(Stated goal): Spot every line with the word "ümbritsevale" and return it.

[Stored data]
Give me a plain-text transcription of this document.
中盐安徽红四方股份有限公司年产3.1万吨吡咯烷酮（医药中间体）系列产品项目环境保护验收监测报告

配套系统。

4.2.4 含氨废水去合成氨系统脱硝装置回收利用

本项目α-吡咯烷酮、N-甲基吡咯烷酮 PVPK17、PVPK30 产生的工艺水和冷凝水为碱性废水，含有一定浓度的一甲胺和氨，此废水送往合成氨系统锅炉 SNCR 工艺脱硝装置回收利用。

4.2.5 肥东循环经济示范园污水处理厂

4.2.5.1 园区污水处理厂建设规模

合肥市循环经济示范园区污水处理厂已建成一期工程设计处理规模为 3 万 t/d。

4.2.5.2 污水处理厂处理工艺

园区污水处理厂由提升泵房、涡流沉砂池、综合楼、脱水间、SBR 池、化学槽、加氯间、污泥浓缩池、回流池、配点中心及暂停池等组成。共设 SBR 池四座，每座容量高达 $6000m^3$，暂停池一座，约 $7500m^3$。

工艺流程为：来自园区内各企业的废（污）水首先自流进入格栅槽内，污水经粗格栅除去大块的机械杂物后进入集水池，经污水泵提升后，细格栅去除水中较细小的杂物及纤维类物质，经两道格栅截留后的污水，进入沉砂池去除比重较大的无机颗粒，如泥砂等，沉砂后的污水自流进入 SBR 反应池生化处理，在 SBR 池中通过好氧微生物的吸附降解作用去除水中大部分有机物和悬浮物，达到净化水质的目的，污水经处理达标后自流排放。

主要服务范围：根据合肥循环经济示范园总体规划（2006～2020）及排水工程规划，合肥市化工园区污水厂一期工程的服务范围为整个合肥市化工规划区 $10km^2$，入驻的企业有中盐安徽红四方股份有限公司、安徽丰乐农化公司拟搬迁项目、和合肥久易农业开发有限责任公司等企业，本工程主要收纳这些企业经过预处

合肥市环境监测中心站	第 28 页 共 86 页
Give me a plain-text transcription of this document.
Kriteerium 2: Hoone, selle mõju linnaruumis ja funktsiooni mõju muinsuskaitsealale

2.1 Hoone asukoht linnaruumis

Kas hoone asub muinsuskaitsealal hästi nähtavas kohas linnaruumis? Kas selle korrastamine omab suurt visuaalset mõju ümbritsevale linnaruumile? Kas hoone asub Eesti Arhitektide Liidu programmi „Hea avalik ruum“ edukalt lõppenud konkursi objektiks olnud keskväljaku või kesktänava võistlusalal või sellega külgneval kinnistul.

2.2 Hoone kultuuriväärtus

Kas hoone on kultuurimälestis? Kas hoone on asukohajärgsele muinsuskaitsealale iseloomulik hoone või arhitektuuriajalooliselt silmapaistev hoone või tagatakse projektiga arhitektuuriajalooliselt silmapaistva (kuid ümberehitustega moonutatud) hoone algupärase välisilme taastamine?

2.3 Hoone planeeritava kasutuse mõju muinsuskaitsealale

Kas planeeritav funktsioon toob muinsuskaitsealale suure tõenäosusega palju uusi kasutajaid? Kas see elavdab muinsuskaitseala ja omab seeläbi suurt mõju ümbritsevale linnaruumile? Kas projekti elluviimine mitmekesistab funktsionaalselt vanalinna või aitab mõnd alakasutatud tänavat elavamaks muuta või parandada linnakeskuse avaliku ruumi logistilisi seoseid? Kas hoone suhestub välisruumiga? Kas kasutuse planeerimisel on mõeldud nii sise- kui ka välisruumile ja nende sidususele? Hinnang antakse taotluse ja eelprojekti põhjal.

(Written answer):
Kas hoone asub muinsuskaitsealal hästi nähtavas kohas linnaruumis? Kas selle korrastamine omab suurt visuaalset mõju ümbritsevale linnaruumile? Kas hoone asub Eesti Arhitektide Liidu programmi „Hea avalik ruum“ edukalt lõppenud konkursi objektiks olnud keskväljaku või kesktänava võistlusalal või sellega külgneval kinnistul.
Kas planeeritav funktsioon toob muinsuskaitsealale suure tõenäosusega palju uusi kasutajaid? Kas see elavdab muinsuskaitseala ja omab seeläbi suurt mõju ümbritsevale linnaruumile? Kas projekti elluviimine mitmekesistab funktsionaalselt vanalinna või aitab mõnd alakasutatud tänavat elavamaks muuta või parandada linnakeskuse avaliku ruumi logistilisi seoseid? Kas hoone suhestub välisruumiga? Kas kasutuse planeerimisel on mõeldud nii sise- kui ka välisruumile ja nende sidususele? Hinnang antakse taotluse ja eelprojekti põhjal.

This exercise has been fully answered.